Preston's love of the illustration and fantasy art – and a suggestion from cartoonist Scott Shaw – brought about the idea for Preston's project of portraits of artists within their studios. The fifteen-year-long project brought together 101 cartoonists, comic book artists, and animators into an award-winning book of black-and-white portraits whose subjects include Frank Miller, Al Hirschfeld, Joe Barbera, Jack Kirby, Joe Simon, Moebius, Walt and Louise Simonson. The Artist Within: Portraits of Cartoonists, Comic Book Artists, Animators and Others (ISBN 978-1593075613) was published by Dark Horse Books in 2007.

After the success of his first book, Preston crowdfunded the companion book. Launched in March 2017, the Kickstarter campaign received funding of $30,624.
The Artist Within: Behind the Lines: Book 2 (ISBN 978-0692917565) was published in November 2017, and features both black-and-white and color portraits of more than one hundred artists, including Drew Struzan, Jack Kirby, Mark English, Keith Knight, Syd Mead, Steranko, Ron English, Glen Keane.

Preston's portraits from The Artist Within project have been seen during the Academy Awards and the Eisner Awards. Preston's The Artist Within portrait of artist Marie Severin was used by publications including The Atlantic, The Washington Post, and Newsday to announce her death.

------------------------------------------------

> _PROBLEM DESCRIPTION_
According to the passage on Preston's portrait project, what led to the idea of photographing artists in their studios? Answer in one to three sentences.

> _SOURCE EXCERPT_
------------------------------------------------

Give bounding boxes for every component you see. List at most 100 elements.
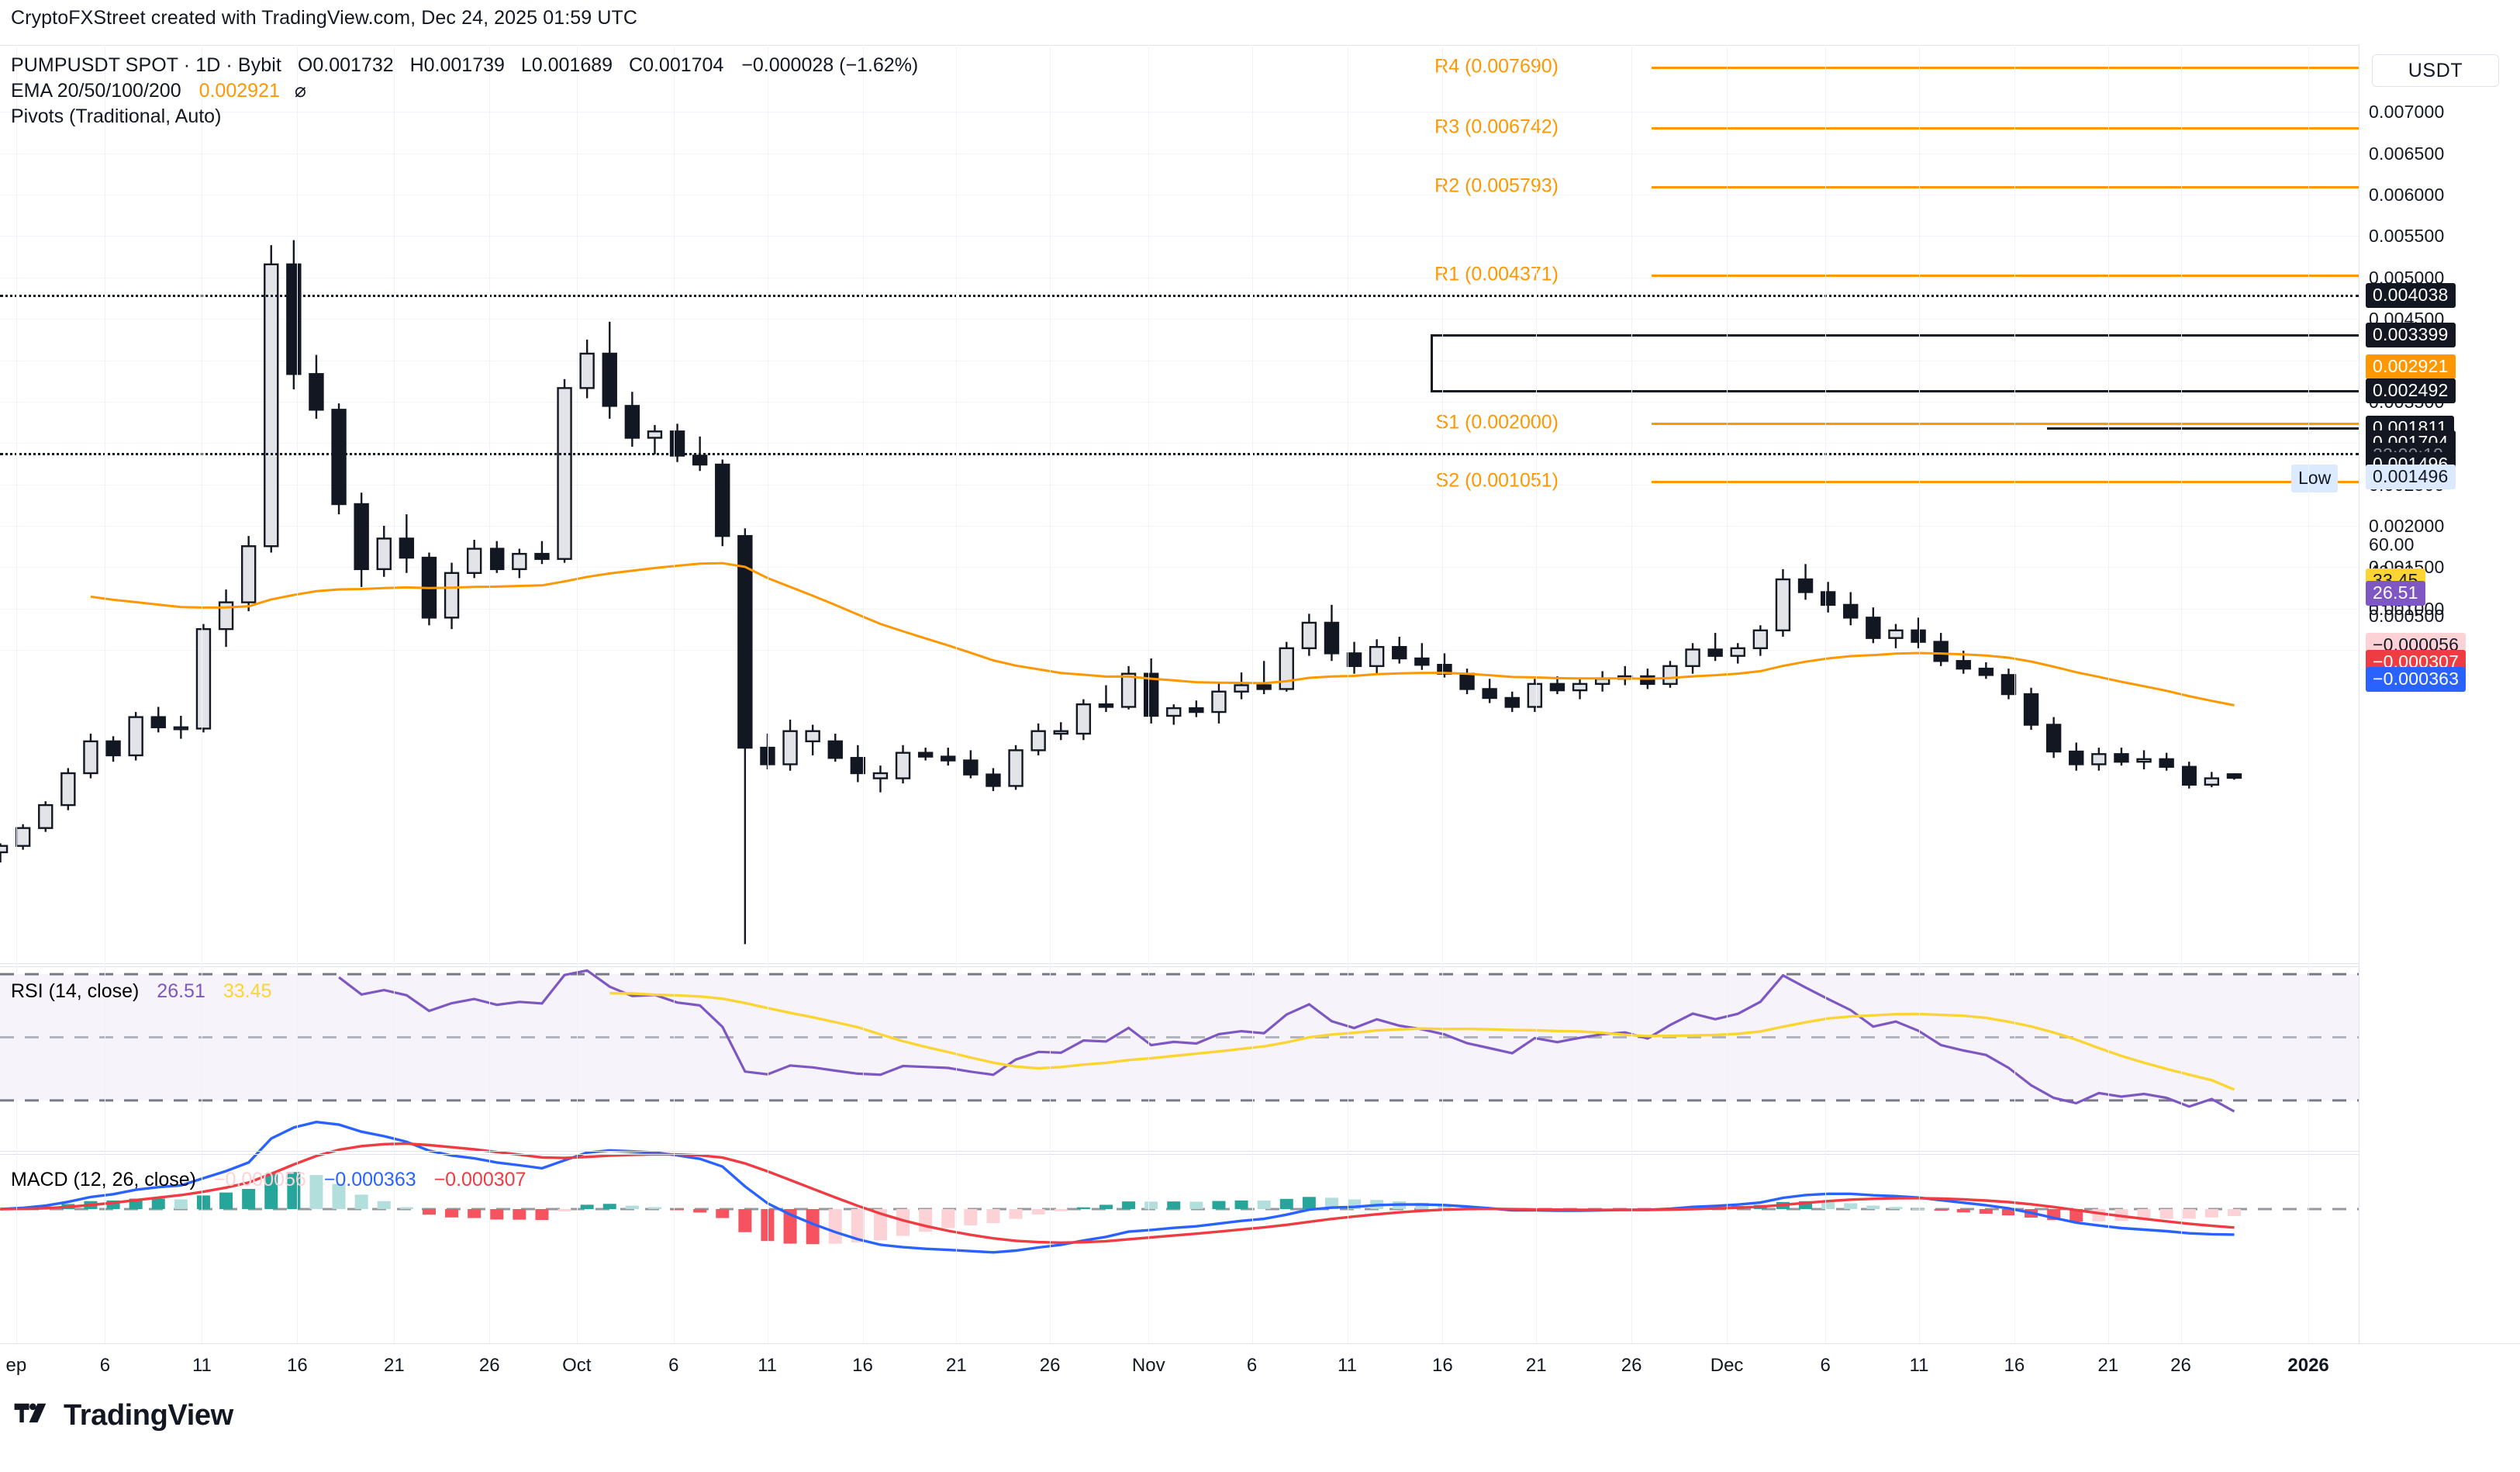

------------------------------------------------

> _FULL RESPONSE_
The idea came from Preston's love of illustration and fantasy art, together with a suggestion from cartoonist Scott Shaw.